__EXERCISE INPUTS__.

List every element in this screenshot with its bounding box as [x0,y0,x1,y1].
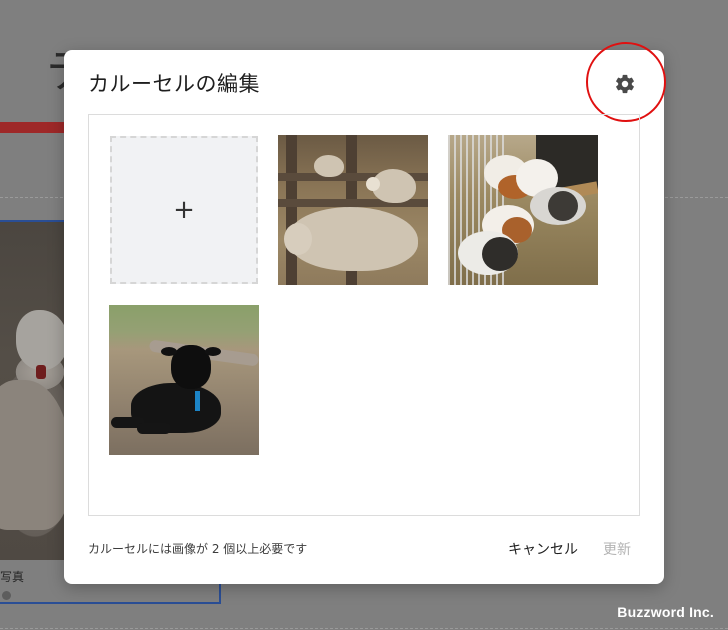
settings-button[interactable] [610,69,640,99]
cancel-button[interactable]: キャンセル [508,539,578,559]
requirement-note: カルーセルには画像が 2 個以上必要です [88,542,308,556]
plus-icon: + [173,195,195,225]
dialog-title: カルーセルの編集 [88,72,260,96]
carousel-caption: 写真 [0,570,25,584]
carousel-indicator-dot [2,591,11,600]
gallery-image-guinea-pigs[interactable] [448,135,598,285]
gallery-image-sheep[interactable] [278,135,428,285]
edit-carousel-dialog: カルーセルの編集 + カルーセルには画像が 2 個以上必要です キャンセル 更新 [64,42,666,584]
watermark-logo: Buzzword Inc. [617,604,714,620]
add-image-button[interactable]: + [110,136,258,284]
update-button[interactable]: 更新 [603,539,631,559]
carousel-preview-image [0,222,70,560]
heading-accent-bar [0,122,70,133]
gallery-image-black-lamb[interactable] [109,305,259,455]
image-gallery: + [88,114,640,516]
gear-icon [616,74,634,94]
section-divider-bottom [0,628,728,629]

__PROBLEM__. Arrange everything in the listing above, from the line containing "settings-button[interactable] [610,69,640,99]" down to the line containing "carousel-indicator-dot [2,591,11,600]", into a Markdown table with the columns No. and Line, numbering each row and skipping blank lines.

__EXERCISE OUTPUT__.
| No. | Line |
|---|---|
| 1 | settings-button[interactable] [610,69,640,99] |
| 2 | cancel-button[interactable]: キャンセル [508,539,578,559] |
| 3 | requirement-note: カルーセルには画像が 2 個以上必要です [88,542,308,556] |
| 4 | plus-icon: + [173,195,195,225] |
| 5 | dialog-title: カルーセルの編集 [88,72,260,96] |
| 6 | carousel-caption: 写真 [0,570,25,584] |
| 7 | carousel-indicator-dot [2,591,11,600] |